╭─ RECORDS TO USE
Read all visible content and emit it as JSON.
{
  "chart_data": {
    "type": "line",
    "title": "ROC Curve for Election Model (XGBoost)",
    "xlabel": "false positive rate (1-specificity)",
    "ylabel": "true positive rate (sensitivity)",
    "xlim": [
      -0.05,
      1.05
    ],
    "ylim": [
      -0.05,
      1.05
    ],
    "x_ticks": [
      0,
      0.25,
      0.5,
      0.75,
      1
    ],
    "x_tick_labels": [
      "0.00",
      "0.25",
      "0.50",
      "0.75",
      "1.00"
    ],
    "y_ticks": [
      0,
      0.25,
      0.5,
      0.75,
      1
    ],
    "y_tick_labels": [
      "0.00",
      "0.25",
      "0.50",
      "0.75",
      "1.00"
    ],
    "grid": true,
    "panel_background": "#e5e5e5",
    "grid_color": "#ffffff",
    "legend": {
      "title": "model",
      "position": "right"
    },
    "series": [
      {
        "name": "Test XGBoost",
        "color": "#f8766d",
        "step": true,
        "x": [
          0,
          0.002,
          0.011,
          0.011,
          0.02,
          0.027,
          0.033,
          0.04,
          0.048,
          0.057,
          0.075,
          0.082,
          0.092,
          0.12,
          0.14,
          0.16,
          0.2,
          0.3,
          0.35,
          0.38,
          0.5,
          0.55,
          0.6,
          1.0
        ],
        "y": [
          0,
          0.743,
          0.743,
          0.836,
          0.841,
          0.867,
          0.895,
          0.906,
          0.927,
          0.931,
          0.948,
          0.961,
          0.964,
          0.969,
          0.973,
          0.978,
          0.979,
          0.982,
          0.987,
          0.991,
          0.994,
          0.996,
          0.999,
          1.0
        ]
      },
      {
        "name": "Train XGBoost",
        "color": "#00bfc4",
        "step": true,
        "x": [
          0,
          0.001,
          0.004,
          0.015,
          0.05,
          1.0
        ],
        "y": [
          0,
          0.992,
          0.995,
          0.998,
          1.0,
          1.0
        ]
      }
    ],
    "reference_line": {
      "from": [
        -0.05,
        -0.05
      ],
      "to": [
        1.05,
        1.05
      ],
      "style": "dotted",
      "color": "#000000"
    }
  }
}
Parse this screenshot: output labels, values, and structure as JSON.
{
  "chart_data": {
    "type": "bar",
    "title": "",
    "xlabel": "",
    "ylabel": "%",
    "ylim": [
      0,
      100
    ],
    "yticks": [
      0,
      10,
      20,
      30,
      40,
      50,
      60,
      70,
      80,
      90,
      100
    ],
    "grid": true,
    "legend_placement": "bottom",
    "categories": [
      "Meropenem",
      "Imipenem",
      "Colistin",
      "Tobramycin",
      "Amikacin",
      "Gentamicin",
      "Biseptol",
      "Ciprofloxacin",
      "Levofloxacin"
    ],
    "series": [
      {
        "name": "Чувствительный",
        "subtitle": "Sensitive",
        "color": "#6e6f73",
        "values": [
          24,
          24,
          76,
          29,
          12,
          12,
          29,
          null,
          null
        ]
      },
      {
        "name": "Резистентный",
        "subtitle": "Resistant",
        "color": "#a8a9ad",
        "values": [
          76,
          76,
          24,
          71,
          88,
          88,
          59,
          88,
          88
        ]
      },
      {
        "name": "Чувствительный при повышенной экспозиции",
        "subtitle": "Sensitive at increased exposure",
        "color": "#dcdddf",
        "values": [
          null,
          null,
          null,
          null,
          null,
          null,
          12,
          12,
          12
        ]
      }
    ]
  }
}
╰─
GIVEN INSTRUCTION
Using the data above, print every record exactly as shown.

SOLUTION TO THIS EXERCISE
Read all visible content and emit it as JSON.
{
  "chart_data": {
    "type": "line",
    "title": "ROC Curve for Election Model (XGBoost)",
    "xlabel": "false positive rate (1-specificity)",
    "ylabel": "true positive rate (sensitivity)",
    "xlim": [
      -0.05,
      1.05
    ],
    "ylim": [
      -0.05,
      1.05
    ],
    "x_ticks": [
      0,
      0.25,
      0.5,
      0.75,
      1
    ],
    "x_tick_labels": [
      "0.00",
      "0.25",
      "0.50",
      "0.75",
      "1.00"
    ],
    "y_ticks": [
      0,
      0.25,
      0.5,
      0.75,
      1
    ],
    "y_tick_labels": [
      "0.00",
      "0.25",
      "0.50",
      "0.75",
      "1.00"
    ],
    "grid": true,
    "panel_background": "#e5e5e5",
    "grid_color": "#ffffff",
    "legend": {
      "title": "model",
      "position": "right"
    },
    "series": [
      {
        "name": "Test XGBoost",
        "color": "#f8766d",
        "step": true,
        "x": [
          0,
          0.002,
          0.011,
          0.011,
          0.02,
          0.027,
          0.033,
          0.04,
          0.048,
          0.057,
          0.075,
          0.082,
          0.092,
          0.12,
          0.14,
          0.16,
          0.2,
          0.3,
          0.35,
          0.38,
          0.5,
          0.55,
          0.6,
          1.0
        ],
        "y": [
          0,
          0.743,
          0.743,
          0.836,
          0.841,
          0.867,
          0.895,
          0.906,
          0.927,
          0.931,
          0.948,
          0.961,
          0.964,
          0.969,
          0.973,
          0.978,
          0.979,
          0.982,
          0.987,
          0.991,
          0.994,
          0.996,
          0.999,
          1.0
        ]
      },
      {
        "name": "Train XGBoost",
        "color": "#00bfc4",
        "step": true,
        "x": [
          0,
          0.001,
          0.004,
          0.015,
          0.05,
          1.0
        ],
        "y": [
          0,
          0.992,
          0.995,
          0.998,
          1.0,
          1.0
        ]
      }
    ],
    "reference_line": {
      "from": [
        -0.05,
        -0.05
      ],
      "to": [
        1.05,
        1.05
      ],
      "style": "dotted",
      "color": "#000000"
    }
  }
}
Parse this screenshot: output labels, values, and structure as JSON.
{
  "chart_data": {
    "type": "bar",
    "title": "",
    "xlabel": "",
    "ylabel": "%",
    "ylim": [
      0,
      100
    ],
    "yticks": [
      0,
      10,
      20,
      30,
      40,
      50,
      60,
      70,
      80,
      90,
      100
    ],
    "grid": true,
    "legend_placement": "bottom",
    "categories": [
      "Meropenem",
      "Imipenem",
      "Colistin",
      "Tobramycin",
      "Amikacin",
      "Gentamicin",
      "Biseptol",
      "Ciprofloxacin",
      "Levofloxacin"
    ],
    "series": [
      {
        "name": "Чувствительный",
        "subtitle": "Sensitive",
        "color": "#6e6f73",
        "values": [
          24,
          24,
          76,
          29,
          12,
          12,
          29,
          null,
          null
        ]
      },
      {
        "name": "Резистентный",
        "subtitle": "Resistant",
        "color": "#a8a9ad",
        "values": [
          76,
          76,
          24,
          71,
          88,
          88,
          59,
          88,
          88
        ]
      },
      {
        "name": "Чувствительный при повышенной экспозиции",
        "subtitle": "Sensitive at increased exposure",
        "color": "#dcdddf",
        "values": [
          null,
          null,
          null,
          null,
          null,
          null,
          12,
          12,
          12
        ]
      }
    ]
  }
}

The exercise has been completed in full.